● Requirements
Please quote everything from the first of the lines below down to the one containing "table-cell: 7.0 xyxy=(1249,1758,1406,1869)", both included, word for word.

>> START Data rows

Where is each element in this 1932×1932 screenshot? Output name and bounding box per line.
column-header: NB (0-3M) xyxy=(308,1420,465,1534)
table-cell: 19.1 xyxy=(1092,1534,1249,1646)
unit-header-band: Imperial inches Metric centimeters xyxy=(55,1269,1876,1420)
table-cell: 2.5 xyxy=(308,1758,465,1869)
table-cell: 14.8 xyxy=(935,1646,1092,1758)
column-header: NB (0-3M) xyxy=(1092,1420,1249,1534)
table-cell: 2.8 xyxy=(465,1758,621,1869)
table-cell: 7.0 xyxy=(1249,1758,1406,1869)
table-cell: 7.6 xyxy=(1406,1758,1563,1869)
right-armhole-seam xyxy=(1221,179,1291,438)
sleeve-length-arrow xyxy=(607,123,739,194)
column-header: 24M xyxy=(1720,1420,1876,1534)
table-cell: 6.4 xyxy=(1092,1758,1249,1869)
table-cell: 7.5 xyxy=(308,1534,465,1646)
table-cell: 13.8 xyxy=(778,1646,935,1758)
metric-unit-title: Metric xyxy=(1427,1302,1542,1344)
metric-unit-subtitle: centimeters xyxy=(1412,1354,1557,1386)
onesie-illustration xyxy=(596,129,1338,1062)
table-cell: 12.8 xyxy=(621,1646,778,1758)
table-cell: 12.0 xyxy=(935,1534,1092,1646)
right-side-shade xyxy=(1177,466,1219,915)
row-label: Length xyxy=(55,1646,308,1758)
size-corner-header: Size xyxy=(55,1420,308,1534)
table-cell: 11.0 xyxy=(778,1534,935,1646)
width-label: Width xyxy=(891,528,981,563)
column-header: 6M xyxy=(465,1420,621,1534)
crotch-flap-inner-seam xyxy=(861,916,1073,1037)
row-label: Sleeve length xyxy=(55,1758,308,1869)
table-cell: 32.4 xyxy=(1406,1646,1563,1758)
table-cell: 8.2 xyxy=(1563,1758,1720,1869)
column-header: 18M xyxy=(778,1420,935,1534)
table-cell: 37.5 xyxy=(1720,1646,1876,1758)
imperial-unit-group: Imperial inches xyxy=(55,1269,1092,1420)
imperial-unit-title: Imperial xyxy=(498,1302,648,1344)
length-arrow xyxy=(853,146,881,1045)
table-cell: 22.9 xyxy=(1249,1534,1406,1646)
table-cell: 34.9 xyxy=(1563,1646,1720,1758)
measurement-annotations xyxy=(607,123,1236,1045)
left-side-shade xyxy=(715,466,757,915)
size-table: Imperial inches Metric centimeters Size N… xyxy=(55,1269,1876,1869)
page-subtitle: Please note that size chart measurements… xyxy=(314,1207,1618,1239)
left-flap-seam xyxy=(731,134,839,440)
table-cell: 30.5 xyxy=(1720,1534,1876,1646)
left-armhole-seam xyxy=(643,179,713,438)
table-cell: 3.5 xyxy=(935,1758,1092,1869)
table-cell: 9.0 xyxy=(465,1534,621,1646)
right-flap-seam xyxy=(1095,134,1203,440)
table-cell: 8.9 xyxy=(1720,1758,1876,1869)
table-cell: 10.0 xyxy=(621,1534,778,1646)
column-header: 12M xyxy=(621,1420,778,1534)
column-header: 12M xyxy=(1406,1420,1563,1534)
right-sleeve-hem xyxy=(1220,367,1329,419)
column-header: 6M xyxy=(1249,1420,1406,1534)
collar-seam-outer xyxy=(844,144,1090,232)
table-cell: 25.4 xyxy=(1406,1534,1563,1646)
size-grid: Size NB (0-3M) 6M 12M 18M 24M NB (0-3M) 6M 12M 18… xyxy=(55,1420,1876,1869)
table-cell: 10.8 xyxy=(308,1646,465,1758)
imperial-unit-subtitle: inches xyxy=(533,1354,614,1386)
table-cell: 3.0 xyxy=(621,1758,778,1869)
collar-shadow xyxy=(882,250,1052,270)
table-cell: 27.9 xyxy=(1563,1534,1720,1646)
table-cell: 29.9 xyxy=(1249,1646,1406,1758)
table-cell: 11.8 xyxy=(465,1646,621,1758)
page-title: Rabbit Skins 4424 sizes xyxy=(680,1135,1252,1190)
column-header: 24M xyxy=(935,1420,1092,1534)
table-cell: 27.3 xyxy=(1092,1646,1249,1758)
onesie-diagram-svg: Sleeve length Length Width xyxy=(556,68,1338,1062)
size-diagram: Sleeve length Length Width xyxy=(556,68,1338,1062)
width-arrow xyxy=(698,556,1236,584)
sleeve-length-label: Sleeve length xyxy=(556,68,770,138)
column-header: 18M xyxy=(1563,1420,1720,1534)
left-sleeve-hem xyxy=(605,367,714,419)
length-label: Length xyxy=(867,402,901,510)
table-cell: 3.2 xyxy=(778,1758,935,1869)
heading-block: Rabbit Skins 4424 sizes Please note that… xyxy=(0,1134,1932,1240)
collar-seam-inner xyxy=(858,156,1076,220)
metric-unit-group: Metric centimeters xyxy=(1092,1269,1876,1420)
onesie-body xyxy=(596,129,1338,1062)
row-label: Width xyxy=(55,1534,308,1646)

>> END Data rows

● Task answer
Where is each element in this 1932×1932 screenshot? Output name and bounding box per line.
column-header: NB (0-3M) xyxy=(308,1420,465,1534)
table-cell: 19.1 xyxy=(1092,1534,1249,1646)
unit-header-band: Imperial inches Metric centimeters xyxy=(55,1269,1876,1420)
table-cell: 2.5 xyxy=(308,1758,465,1869)
table-cell: 14.8 xyxy=(935,1646,1092,1758)
column-header: NB (0-3M) xyxy=(1092,1420,1249,1534)
table-cell: 2.8 xyxy=(465,1758,621,1869)
table-cell: 7.0 xyxy=(1249,1758,1406,1869)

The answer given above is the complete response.